- AVAILABLE RECORDS -
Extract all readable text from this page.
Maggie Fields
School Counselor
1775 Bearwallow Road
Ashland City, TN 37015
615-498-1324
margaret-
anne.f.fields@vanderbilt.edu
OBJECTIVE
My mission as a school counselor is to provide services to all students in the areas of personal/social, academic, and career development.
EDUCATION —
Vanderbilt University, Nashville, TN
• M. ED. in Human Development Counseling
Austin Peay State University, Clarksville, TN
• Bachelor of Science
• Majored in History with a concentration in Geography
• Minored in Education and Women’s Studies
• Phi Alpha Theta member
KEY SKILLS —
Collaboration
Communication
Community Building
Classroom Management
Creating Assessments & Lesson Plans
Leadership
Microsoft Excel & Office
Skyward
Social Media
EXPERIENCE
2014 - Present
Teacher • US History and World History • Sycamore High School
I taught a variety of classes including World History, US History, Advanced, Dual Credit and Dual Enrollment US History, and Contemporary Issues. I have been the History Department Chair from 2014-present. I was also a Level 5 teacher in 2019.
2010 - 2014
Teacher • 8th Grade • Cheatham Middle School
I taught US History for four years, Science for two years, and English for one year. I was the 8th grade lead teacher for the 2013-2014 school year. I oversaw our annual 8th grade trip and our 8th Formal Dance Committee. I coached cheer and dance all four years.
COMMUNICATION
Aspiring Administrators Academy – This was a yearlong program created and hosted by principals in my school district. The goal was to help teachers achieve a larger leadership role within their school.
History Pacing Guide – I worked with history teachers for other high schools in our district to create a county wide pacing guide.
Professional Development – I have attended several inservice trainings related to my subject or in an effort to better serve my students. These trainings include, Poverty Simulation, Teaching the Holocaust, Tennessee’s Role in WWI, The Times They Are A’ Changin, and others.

- WORK INSTRUCTIONS -
From the listing, copy each line containing the word "University".

- ANSWER -
Vanderbilt University, Nashville, TN
Austin Peay State University, Clarksville, TN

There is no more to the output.